Requirements:
Reproduce every entry exactly, without alteration.

(Entries from a dataset)

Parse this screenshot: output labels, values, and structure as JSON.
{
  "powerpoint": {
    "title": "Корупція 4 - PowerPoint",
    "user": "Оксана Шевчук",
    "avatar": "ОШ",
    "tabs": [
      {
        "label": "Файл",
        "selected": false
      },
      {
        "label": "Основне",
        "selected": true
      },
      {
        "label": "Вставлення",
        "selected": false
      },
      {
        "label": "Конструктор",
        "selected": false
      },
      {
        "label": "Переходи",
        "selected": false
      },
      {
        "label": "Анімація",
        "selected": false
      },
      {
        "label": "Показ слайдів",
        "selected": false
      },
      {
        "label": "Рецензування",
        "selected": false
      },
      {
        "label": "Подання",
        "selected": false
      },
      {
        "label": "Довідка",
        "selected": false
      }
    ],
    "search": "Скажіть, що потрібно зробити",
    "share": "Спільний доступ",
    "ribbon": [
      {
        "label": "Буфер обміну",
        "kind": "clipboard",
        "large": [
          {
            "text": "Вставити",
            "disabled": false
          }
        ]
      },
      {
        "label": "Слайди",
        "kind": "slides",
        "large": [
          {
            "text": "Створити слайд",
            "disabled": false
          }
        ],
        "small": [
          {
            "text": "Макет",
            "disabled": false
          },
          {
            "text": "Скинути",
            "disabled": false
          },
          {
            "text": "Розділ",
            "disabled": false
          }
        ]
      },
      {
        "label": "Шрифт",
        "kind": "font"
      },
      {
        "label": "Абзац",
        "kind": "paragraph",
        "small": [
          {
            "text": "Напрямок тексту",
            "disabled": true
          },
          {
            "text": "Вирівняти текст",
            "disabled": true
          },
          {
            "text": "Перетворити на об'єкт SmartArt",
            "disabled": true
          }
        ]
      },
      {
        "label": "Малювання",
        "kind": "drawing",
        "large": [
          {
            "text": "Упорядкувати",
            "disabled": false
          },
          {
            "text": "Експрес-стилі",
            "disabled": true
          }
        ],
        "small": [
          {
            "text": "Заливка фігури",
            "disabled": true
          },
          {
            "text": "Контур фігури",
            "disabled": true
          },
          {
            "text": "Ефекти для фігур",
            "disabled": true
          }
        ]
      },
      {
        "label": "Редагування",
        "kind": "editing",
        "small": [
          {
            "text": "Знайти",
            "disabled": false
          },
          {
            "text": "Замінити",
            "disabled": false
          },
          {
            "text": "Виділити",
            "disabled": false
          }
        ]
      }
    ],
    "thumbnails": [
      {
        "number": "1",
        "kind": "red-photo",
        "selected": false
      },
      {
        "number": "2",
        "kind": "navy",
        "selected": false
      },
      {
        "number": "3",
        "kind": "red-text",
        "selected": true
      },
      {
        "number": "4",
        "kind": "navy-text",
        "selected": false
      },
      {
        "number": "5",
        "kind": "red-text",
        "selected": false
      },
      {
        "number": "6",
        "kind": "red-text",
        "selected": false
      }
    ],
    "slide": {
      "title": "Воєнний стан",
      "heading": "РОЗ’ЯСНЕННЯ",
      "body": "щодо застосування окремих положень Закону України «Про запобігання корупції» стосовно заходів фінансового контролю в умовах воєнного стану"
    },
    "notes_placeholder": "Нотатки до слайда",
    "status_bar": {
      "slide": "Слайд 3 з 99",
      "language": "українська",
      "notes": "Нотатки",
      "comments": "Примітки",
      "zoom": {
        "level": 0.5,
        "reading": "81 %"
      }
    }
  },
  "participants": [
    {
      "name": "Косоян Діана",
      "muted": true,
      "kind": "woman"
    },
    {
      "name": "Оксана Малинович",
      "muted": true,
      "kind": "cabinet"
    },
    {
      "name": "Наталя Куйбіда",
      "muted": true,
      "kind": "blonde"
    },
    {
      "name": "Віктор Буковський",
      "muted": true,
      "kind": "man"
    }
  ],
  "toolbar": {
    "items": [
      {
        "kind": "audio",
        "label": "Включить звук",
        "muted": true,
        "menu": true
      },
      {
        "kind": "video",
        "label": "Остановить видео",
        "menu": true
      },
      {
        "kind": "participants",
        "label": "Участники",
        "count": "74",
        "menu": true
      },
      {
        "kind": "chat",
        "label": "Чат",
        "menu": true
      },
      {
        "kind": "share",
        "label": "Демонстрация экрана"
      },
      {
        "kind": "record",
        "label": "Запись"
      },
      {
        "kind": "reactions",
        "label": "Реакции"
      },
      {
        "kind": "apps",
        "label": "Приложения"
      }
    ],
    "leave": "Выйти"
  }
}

Response for this exercise:
Parse this screenshot: output labels, values, and structure as JSON.
{
  "powerpoint": {
    "title": "Корупція 4 - PowerPoint",
    "user": "Оксана Шевчук",
    "avatar": "ОШ",
    "tabs": [
      {
        "label": "Файл",
        "selected": false
      },
      {
        "label": "Основне",
        "selected": true
      },
      {
        "label": "Вставлення",
        "selected": false
      },
      {
        "label": "Конструктор",
        "selected": false
      },
      {
        "label": "Переходи",
        "selected": false
      },
      {
        "label": "Анімація",
        "selected": false
      },
      {
        "label": "Показ слайдів",
        "selected": false
      },
      {
        "label": "Рецензування",
        "selected": false
      },
      {
        "label": "Подання",
        "selected": false
      },
      {
        "label": "Довідка",
        "selected": false
      }
    ],
    "search": "Скажіть, що потрібно зробити",
    "share": "Спільний доступ",
    "ribbon": [
      {
        "label": "Буфер обміну",
        "kind": "clipboard",
        "large": [
          {
            "text": "Вставити",
            "disabled": false
          }
        ]
      },
      {
        "label": "Слайди",
        "kind": "slides",
        "large": [
          {
            "text": "Створити слайд",
            "disabled": false
          }
        ],
        "small": [
          {
            "text": "Макет",
            "disabled": false
          },
          {
            "text": "Скинути",
            "disabled": false
          },
          {
            "text": "Розділ",
            "disabled": false
          }
        ]
      },
      {
        "label": "Шрифт",
        "kind": "font"
      },
      {
        "label": "Абзац",
        "kind": "paragraph",
        "small": [
          {
            "text": "Напрямок тексту",
            "disabled": true
          },
          {
            "text": "Вирівняти текст",
            "disabled": true
          },
          {
            "text": "Перетворити на об'єкт SmartArt",
            "disabled": true
          }
        ]
      },
      {
        "label": "Малювання",
        "kind": "drawing",
        "large": [
          {
            "text": "Упорядкувати",
            "disabled": false
          },
          {
            "text": "Експрес-стилі",
            "disabled": true
          }
        ],
        "small": [
          {
            "text": "Заливка фігури",
            "disabled": true
          },
          {
            "text": "Контур фігури",
            "disabled": true
          },
          {
            "text": "Ефекти для фігур",
            "disabled": true
          }
        ]
      },
      {
        "label": "Редагування",
        "kind": "editing",
        "small": [
          {
            "text": "Знайти",
            "disabled": false
          },
          {
            "text": "Замінити",
            "disabled": false
          },
          {
            "text": "Виділити",
            "disabled": false
          }
        ]
      }
    ],
    "thumbnails": [
      {
        "number": "1",
        "kind": "red-photo",
        "selected": false
      },
      {
        "number": "2",
        "kind": "navy",
        "selected": false
      },
      {
        "number": "3",
        "kind": "red-text",
        "selected": true
      },
      {
        "number": "4",
        "kind": "navy-text",
        "selected": false
      },
      {
        "number": "5",
        "kind": "red-text",
        "selected": false
      },
      {
        "number": "6",
        "kind": "red-text",
        "selected": false
      }
    ],
    "slide": {
      "title": "Воєнний стан",
      "heading": "РОЗ’ЯСНЕННЯ",
      "body": "щодо застосування окремих положень Закону України «Про запобігання корупції» стосовно заходів фінансового контролю в умовах воєнного стану"
    },
    "notes_placeholder": "Нотатки до слайда",
    "status_bar": {
      "slide": "Слайд 3 з 99",
      "language": "українська",
      "notes": "Нотатки",
      "comments": "Примітки",
      "zoom": {
        "level": 0.5,
        "reading": "81 %"
      }
    }
  },
  "participants": [
    {
      "name": "Косоян Діана",
      "muted": true,
      "kind": "woman"
    },
    {
      "name": "Оксана Малинович",
      "muted": true,
      "kind": "cabinet"
    },
    {
      "name": "Наталя Куйбіда",
      "muted": true,
      "kind": "blonde"
    },
    {
      "name": "Віктор Буковський",
      "muted": true,
      "kind": "man"
    }
  ],
  "toolbar": {
    "items": [
      {
        "kind": "audio",
        "label": "Включить звук",
        "muted": true,
        "menu": true
      },
      {
        "kind": "video",
        "label": "Остановить видео",
        "menu": true
      },
      {
        "kind": "participants",
        "label": "Участники",
        "count": "74",
        "menu": true
      },
      {
        "kind": "chat",
        "label": "Чат",
        "menu": true
      },
      {
        "kind": "share",
        "label": "Демонстрация экрана"
      },
      {
        "kind": "record",
        "label": "Запись"
      },
      {
        "kind": "reactions",
        "label": "Реакции"
      },
      {
        "kind": "apps",
        "label": "Приложения"
      }
    ],
    "leave": "Выйти"
  }
}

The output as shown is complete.